▶ **Task statement**
Please give the material again from its start through the line with "facebook-logo-icon[interactable]: f —", substituting "Listings" for "Marketplace" and leaving everything else unchanged.
━━━ Input for this task ━━━
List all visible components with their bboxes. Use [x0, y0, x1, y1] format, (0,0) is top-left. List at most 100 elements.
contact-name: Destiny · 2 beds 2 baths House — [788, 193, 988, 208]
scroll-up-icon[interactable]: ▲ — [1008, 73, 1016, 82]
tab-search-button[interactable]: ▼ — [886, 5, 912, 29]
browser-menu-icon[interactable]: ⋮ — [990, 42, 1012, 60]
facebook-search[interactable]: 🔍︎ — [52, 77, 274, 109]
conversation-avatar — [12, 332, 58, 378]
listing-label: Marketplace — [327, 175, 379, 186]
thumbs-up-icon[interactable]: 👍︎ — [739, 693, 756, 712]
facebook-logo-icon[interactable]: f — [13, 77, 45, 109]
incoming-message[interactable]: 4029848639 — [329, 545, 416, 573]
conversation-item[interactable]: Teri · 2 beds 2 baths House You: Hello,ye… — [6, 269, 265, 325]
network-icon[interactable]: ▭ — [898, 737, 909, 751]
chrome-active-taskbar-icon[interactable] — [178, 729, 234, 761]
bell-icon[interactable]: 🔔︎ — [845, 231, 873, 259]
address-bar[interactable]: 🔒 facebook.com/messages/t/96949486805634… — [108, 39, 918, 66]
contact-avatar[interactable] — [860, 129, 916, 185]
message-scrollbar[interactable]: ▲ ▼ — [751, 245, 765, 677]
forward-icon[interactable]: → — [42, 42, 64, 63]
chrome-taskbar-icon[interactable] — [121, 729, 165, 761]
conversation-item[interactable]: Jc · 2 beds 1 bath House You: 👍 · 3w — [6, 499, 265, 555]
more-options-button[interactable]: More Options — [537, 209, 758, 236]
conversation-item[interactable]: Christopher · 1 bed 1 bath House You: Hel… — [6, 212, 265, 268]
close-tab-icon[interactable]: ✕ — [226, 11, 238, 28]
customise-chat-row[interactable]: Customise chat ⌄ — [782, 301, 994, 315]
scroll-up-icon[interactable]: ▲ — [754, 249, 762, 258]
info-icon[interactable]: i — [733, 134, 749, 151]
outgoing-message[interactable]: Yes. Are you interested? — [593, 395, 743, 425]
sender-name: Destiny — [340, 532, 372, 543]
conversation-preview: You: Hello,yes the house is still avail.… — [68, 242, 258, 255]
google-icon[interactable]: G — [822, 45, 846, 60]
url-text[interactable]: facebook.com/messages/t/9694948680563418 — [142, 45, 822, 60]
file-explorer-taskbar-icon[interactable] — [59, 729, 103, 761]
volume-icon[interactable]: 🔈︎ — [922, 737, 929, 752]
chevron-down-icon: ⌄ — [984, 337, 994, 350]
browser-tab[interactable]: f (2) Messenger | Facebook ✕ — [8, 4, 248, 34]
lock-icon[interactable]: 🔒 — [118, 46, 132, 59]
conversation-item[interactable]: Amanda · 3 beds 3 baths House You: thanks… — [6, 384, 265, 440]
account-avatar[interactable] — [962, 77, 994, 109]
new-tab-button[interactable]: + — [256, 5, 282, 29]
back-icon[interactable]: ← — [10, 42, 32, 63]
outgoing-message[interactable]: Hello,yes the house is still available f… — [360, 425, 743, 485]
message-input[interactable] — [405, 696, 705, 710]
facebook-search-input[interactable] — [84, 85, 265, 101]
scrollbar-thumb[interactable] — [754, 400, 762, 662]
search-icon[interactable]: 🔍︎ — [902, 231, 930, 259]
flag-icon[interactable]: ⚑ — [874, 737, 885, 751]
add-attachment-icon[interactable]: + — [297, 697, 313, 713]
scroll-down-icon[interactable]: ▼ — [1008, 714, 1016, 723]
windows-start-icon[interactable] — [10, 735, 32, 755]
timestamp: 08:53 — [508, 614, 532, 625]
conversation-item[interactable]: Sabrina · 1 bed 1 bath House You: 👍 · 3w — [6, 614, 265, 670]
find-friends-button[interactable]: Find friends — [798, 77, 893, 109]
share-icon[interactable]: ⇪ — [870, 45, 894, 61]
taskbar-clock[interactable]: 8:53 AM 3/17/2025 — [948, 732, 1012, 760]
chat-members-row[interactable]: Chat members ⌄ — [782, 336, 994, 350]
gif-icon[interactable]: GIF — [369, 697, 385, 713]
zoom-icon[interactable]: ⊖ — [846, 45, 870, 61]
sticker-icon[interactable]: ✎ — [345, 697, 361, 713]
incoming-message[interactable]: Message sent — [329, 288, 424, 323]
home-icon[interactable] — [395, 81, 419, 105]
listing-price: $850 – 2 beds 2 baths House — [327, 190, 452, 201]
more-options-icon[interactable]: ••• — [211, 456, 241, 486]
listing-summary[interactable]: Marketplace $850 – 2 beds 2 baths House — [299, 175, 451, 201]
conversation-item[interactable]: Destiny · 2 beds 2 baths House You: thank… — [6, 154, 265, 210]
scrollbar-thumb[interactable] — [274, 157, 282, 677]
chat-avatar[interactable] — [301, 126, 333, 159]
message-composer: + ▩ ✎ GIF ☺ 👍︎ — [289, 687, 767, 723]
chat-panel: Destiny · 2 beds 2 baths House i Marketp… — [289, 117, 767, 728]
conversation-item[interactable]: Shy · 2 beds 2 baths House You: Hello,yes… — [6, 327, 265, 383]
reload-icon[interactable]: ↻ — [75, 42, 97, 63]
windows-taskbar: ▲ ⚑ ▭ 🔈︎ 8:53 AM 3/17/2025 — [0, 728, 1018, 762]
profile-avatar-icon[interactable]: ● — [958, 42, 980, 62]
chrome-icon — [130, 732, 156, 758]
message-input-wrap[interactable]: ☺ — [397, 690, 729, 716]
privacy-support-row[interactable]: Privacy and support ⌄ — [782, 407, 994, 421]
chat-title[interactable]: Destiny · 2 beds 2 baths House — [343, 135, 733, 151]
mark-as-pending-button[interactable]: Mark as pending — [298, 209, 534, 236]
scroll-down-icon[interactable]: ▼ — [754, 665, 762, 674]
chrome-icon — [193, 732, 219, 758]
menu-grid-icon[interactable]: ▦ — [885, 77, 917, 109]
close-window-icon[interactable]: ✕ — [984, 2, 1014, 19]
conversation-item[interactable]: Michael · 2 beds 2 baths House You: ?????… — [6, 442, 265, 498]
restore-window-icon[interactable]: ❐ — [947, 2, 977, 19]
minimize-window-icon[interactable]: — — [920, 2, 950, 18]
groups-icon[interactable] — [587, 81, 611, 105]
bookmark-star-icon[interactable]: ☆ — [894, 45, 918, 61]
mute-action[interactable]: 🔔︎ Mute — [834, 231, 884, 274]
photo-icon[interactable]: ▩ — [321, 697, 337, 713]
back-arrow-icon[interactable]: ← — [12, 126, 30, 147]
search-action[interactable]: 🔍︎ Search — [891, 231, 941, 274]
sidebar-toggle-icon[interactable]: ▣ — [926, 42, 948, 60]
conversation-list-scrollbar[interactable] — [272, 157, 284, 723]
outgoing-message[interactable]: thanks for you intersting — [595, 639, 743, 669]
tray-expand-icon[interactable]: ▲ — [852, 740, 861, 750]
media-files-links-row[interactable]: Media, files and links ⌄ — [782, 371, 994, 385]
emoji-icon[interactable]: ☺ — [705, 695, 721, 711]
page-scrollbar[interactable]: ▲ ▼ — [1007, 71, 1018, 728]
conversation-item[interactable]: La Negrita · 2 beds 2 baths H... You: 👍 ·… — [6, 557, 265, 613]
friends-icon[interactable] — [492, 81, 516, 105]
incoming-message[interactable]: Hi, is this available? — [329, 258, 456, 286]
━━━
▶ **Solved problem**
List all visible components with their bboxes. Use [x0, y0, x1, y1] format, (0,0) is top-left. List at most 100 elements.
contact-name: Destiny · 2 beds 2 baths House — [788, 193, 988, 208]
scroll-up-icon[interactable]: ▲ — [1008, 73, 1016, 82]
tab-search-button[interactable]: ▼ — [886, 5, 912, 29]
browser-menu-icon[interactable]: ⋮ — [990, 42, 1012, 60]
facebook-search[interactable]: 🔍︎ — [52, 77, 274, 109]
conversation-avatar — [12, 332, 58, 378]
listing-label: Listings — [327, 175, 379, 186]
thumbs-up-icon[interactable]: 👍︎ — [739, 693, 756, 712]
facebook-logo-icon[interactable]: f — [13, 77, 45, 109]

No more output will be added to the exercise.